### PROBLEM DETAILS:
Extract each line of the records below that contains the string "title". Case matters.

(Element position data)
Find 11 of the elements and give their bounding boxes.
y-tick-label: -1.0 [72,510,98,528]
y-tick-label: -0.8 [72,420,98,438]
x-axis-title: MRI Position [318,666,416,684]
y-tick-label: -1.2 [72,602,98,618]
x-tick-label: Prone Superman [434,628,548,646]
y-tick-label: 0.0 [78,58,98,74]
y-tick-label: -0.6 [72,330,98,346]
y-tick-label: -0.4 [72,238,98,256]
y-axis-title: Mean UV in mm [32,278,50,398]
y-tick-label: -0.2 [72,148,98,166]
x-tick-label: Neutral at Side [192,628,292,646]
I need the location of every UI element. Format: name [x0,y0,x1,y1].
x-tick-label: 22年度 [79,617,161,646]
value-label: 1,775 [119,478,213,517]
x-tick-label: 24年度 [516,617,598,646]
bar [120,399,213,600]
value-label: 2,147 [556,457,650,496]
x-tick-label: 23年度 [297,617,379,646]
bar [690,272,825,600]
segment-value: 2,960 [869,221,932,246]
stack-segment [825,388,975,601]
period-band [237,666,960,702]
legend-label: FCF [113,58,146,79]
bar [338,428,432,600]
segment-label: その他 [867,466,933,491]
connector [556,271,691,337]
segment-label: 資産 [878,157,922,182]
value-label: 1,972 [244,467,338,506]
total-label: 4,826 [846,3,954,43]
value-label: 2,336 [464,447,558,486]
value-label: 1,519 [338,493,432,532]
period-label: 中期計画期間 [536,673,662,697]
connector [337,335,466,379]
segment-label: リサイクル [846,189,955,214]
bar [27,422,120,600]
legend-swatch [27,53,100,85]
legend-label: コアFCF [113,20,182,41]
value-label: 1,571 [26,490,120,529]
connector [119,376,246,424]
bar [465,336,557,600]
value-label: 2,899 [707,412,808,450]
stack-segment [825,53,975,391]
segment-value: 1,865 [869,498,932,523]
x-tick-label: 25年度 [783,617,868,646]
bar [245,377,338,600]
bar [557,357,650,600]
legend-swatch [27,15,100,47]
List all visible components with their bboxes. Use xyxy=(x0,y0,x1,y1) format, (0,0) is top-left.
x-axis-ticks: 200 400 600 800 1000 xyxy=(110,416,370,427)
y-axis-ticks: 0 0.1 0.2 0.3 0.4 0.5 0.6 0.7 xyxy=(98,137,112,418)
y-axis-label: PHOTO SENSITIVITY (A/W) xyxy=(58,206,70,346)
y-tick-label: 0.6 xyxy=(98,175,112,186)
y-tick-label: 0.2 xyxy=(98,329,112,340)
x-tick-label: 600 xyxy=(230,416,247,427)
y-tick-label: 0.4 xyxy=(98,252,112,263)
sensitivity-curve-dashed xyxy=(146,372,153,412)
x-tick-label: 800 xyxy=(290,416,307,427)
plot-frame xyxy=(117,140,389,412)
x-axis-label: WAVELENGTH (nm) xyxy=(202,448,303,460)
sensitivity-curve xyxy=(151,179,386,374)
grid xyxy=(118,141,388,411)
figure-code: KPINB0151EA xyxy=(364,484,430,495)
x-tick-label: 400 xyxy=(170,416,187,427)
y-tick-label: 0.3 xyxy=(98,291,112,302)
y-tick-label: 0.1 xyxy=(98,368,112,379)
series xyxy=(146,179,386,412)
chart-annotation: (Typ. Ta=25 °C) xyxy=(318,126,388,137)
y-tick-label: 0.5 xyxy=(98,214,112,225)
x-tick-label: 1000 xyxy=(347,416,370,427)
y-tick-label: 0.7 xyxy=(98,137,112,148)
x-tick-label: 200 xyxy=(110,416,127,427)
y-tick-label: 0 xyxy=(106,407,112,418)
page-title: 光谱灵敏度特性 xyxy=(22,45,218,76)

### ANSWER TO THE TASK:
x-axis-title: MRI Position [318,666,416,684]
y-axis-title: Mean UV in mm [32,278,50,398]
page-title: 光谱灵敏度特性 xyxy=(22,45,218,76)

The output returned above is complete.